> [Exercise goal]: Copy each line exactly.

> [Source records]:
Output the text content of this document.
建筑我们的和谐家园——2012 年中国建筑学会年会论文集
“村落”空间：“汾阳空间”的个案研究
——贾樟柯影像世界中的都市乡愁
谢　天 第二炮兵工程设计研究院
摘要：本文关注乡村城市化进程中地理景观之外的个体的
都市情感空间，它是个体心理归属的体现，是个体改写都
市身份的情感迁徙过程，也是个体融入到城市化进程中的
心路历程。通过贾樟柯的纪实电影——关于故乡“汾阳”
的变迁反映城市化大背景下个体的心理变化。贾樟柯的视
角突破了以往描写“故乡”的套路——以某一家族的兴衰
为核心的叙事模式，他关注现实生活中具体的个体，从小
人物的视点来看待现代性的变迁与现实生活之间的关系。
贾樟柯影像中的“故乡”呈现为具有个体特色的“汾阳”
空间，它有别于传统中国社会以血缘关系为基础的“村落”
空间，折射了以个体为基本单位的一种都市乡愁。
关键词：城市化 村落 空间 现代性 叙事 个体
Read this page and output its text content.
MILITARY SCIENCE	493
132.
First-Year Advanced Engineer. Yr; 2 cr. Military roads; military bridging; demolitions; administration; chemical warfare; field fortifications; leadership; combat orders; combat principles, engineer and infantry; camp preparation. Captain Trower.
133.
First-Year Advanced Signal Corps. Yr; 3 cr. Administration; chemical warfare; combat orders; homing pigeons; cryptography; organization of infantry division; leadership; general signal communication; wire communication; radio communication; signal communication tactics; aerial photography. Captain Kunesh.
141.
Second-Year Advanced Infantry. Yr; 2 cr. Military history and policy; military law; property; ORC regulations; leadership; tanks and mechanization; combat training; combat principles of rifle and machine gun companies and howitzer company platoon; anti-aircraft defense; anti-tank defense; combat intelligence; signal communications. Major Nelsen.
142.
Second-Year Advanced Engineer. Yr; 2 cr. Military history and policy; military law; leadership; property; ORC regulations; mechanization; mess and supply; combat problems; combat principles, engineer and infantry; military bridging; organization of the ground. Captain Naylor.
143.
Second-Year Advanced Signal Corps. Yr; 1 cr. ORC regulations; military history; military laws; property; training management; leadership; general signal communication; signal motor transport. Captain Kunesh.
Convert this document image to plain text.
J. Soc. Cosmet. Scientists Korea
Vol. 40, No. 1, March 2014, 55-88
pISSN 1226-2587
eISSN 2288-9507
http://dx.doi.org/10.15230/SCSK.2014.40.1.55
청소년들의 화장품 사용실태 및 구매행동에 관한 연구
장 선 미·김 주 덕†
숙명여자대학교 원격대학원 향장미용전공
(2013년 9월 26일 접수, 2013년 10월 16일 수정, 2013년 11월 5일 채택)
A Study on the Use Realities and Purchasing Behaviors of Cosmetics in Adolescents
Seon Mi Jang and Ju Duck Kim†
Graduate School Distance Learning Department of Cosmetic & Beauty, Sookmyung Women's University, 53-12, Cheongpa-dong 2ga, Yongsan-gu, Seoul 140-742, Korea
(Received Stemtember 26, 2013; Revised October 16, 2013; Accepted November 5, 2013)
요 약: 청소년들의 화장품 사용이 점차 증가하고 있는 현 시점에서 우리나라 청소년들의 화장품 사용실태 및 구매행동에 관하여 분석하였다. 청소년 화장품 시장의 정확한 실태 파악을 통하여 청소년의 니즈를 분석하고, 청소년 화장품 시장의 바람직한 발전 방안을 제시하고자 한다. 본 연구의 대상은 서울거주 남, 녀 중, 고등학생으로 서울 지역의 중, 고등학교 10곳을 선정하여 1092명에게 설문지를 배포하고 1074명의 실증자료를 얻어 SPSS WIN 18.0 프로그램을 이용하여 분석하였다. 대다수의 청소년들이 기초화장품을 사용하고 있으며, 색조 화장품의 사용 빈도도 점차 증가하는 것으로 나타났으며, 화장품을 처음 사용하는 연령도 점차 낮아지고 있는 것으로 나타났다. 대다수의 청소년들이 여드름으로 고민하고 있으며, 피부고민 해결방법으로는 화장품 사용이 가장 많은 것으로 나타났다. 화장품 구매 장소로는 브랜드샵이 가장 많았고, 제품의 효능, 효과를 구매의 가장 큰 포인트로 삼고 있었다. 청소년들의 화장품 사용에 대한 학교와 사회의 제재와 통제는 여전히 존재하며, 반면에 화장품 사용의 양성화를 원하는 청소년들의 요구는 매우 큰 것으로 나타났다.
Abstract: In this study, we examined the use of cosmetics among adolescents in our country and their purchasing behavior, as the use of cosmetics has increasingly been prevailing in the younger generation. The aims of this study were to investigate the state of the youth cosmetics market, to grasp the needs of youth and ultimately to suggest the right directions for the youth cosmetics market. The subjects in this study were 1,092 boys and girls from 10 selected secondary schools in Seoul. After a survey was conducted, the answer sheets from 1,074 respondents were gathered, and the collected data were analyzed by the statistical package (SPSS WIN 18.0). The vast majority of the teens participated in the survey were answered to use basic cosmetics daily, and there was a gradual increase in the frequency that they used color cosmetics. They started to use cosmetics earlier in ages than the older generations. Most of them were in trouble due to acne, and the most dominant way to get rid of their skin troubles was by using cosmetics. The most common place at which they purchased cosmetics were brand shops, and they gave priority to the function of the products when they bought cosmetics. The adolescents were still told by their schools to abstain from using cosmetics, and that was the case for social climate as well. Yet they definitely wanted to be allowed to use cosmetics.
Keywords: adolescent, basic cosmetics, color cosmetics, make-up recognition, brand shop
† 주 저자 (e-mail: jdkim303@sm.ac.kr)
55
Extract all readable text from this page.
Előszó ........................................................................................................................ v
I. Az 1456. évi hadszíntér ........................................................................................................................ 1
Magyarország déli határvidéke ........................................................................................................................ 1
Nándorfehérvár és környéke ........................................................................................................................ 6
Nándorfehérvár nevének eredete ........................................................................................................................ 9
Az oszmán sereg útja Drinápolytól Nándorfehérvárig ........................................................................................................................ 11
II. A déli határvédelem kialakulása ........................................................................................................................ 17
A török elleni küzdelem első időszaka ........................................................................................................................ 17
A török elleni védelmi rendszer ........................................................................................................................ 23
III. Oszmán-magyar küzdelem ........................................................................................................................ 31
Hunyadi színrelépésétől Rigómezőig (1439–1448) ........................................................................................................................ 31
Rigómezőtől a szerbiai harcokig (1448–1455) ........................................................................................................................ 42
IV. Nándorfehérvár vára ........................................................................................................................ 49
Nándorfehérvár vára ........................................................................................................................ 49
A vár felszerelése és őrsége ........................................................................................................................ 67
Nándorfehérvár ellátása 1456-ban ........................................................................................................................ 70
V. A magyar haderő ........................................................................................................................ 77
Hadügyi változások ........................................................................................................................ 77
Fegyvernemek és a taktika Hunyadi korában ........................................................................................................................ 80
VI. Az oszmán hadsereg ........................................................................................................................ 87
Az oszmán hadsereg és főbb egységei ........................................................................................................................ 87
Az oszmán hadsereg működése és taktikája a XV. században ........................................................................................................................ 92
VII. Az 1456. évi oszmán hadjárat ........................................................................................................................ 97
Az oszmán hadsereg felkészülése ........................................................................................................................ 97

> [Worked answer]:
Output the text content of this document.
建筑我们的和谐家园——2012 年中国建筑学会年会论文集
“村落”空间：“汾阳空间”的个案研究
——贾樟柯影像世界中的都市乡愁
谢　天 第二炮兵工程设计研究院
摘要：本文关注乡村城市化进程中地理景观之外的个体的
都市情感空间，它是个体心理归属的体现，是个体改写都
市身份的情感迁徙过程，也是个体融入到城市化进程中的
心路历程。通过贾樟柯的纪实电影——关于故乡“汾阳”
的变迁反映城市化大背景下个体的心理变化。贾樟柯的视
角突破了以往描写“故乡”的套路——以某一家族的兴衰
为核心的叙事模式，他关注现实生活中具体的个体，从小
人物的视点来看待现代性的变迁与现实生活之间的关系。
贾樟柯影像中的“故乡”呈现为具有个体特色的“汾阳”
空间，它有别于传统中国社会以血缘关系为基础的“村落”
空间，折射了以个体为基本单位的一种都市乡愁。
关键词：城市化 村落 空间 现代性 叙事 个体
Read this page and output its text content.
MILITARY SCIENCE	493
132.
First-Year Advanced Engineer. Yr; 2 cr. Military roads; military bridging; demolitions; administration; chemical warfare; field fortifications; leadership; combat orders; combat principles, engineer and infantry; camp preparation. Captain Trower.
133.
First-Year Advanced Signal Corps. Yr; 3 cr. Administration; chemical warfare; combat orders; homing pigeons; cryptography; organization of infantry division; leadership; general signal communication; wire communication; radio communication; signal communication tactics; aerial photography. Captain Kunesh.
141.
Second-Year Advanced Infantry. Yr; 2 cr. Military history and policy; military law; property; ORC regulations; leadership; tanks and mechanization; combat training; combat principles of rifle and machine gun companies and howitzer company platoon; anti-aircraft defense; anti-tank defense; combat intelligence; signal communications. Major Nelsen.
142.
Second-Year Advanced Engineer. Yr; 2 cr. Military history and policy; military law; leadership; property; ORC regulations; mechanization; mess and supply; combat problems; combat principles, engineer and infantry; military bridging; organization of the ground. Captain Naylor.
143.
Second-Year Advanced Signal Corps. Yr; 1 cr. ORC regulations; military history; military laws; property; training management; leadership; general signal communication; signal motor transport. Captain Kunesh.
Convert this document image to plain text.
J. Soc. Cosmet. Scientists Korea
Vol. 40, No. 1, March 2014, 55-88
pISSN 1226-2587
eISSN 2288-9507
http://dx.doi.org/10.15230/SCSK.2014.40.1.55
청소년들의 화장품 사용실태 및 구매행동에 관한 연구
장 선 미·김 주 덕†
숙명여자대학교 원격대학원 향장미용전공
(2013년 9월 26일 접수, 2013년 10월 16일 수정, 2013년 11월 5일 채택)
A Study on the Use Realities and Purchasing Behaviors of Cosmetics in Adolescents
Seon Mi Jang and Ju Duck Kim†
Graduate School Distance Learning Department of Cosmetic & Beauty, Sookmyung Women's University, 53-12, Cheongpa-dong 2ga, Yongsan-gu, Seoul 140-742, Korea
(Received Stemtember 26, 2013; Revised October 16, 2013; Accepted November 5, 2013)
요 약: 청소년들의 화장품 사용이 점차 증가하고 있는 현 시점에서 우리나라 청소년들의 화장품 사용실태 및 구매행동에 관하여 분석하였다. 청소년 화장품 시장의 정확한 실태 파악을 통하여 청소년의 니즈를 분석하고, 청소년 화장품 시장의 바람직한 발전 방안을 제시하고자 한다. 본 연구의 대상은 서울거주 남, 녀 중, 고등학생으로 서울 지역의 중, 고등학교 10곳을 선정하여 1092명에게 설문지를 배포하고 1074명의 실증자료를 얻어 SPSS WIN 18.0 프로그램을 이용하여 분석하였다. 대다수의 청소년들이 기초화장품을 사용하고 있으며, 색조 화장품의 사용 빈도도 점차 증가하는 것으로 나타났으며, 화장품을 처음 사용하는 연령도 점차 낮아지고 있는 것으로 나타났다. 대다수의 청소년들이 여드름으로 고민하고 있으며, 피부고민 해결방법으로는 화장품 사용이 가장 많은 것으로 나타났다. 화장품 구매 장소로는 브랜드샵이 가장 많았고, 제품의 효능, 효과를 구매의 가장 큰 포인트로 삼고 있었다. 청소년들의 화장품 사용에 대한 학교와 사회의 제재와 통제는 여전히 존재하며, 반면에 화장품 사용의 양성화를 원하는 청소년들의 요구는 매우 큰 것으로 나타났다.
Abstract: In this study, we examined the use of cosmetics among adolescents in our country and their purchasing behavior, as the use of cosmetics has increasingly been prevailing in the younger generation. The aims of this study were to investigate the state of the youth cosmetics market, to grasp the needs of youth and ultimately to suggest the right directions for the youth cosmetics market. The subjects in this study were 1,092 boys and girls from 10 selected secondary schools in Seoul. After a survey was conducted, the answer sheets from 1,074 respondents were gathered, and the collected data were analyzed by the statistical package (SPSS WIN 18.0). The vast majority of the teens participated in the survey were answered to use basic cosmetics daily, and there was a gradual increase in the frequency that they used color cosmetics. They started to use cosmetics earlier in ages than the older generations. Most of them were in trouble due to acne, and the most dominant way to get rid of their skin troubles was by using cosmetics. The most common place at which they purchased cosmetics were brand shops, and they gave priority to the function of the products when they bought cosmetics. The adolescents were still told by their schools to abstain from using cosmetics, and that was the case for social climate as well. Yet they definitely wanted to be allowed to use cosmetics.
Keywords: adolescent, basic cosmetics, color cosmetics, make-up recognition, brand shop
† 주 저자 (e-mail: jdkim303@sm.ac.kr)
55
Extract all readable text from this page.
Előszó ........................................................................................................................ v
I. Az 1456. évi hadszíntér ........................................................................................................................ 1
Magyarország déli határvidéke ........................................................................................................................ 1
Nándorfehérvár és környéke ........................................................................................................................ 6
Nándorfehérvár nevének eredete ........................................................................................................................ 9
Az oszmán sereg útja Drinápolytól Nándorfehérvárig ........................................................................................................................ 11
II. A déli határvédelem kialakulása ........................................................................................................................ 17
A török elleni küzdelem első időszaka ........................................................................................................................ 17
A török elleni védelmi rendszer ........................................................................................................................ 23
III. Oszmán-magyar küzdelem ........................................................................................................................ 31
Hunyadi színrelépésétől Rigómezőig (1439–1448) ........................................................................................................................ 31
Rigómezőtől a szerbiai harcokig (1448–1455) ........................................................................................................................ 42
IV. Nándorfehérvár vára ........................................................................................................................ 49
Nándorfehérvár vára ........................................................................................................................ 49
A vár felszerelése és őrsége ........................................................................................................................ 67
Nándorfehérvár ellátása 1456-ban ........................................................................................................................ 70
V. A magyar haderő ........................................................................................................................ 77
Hadügyi változások ........................................................................................................................ 77
Fegyvernemek és a taktika Hunyadi korában ........................................................................................................................ 80
VI. Az oszmán hadsereg ........................................................................................................................ 87
Az oszmán hadsereg és főbb egységei ........................................................................................................................ 87
Az oszmán hadsereg működése és taktikája a XV. században ........................................................................................................................ 92
VII. Az 1456. évi oszmán hadjárat ........................................................................................................................ 97
Az oszmán hadsereg felkészülése ........................................................................................................................ 97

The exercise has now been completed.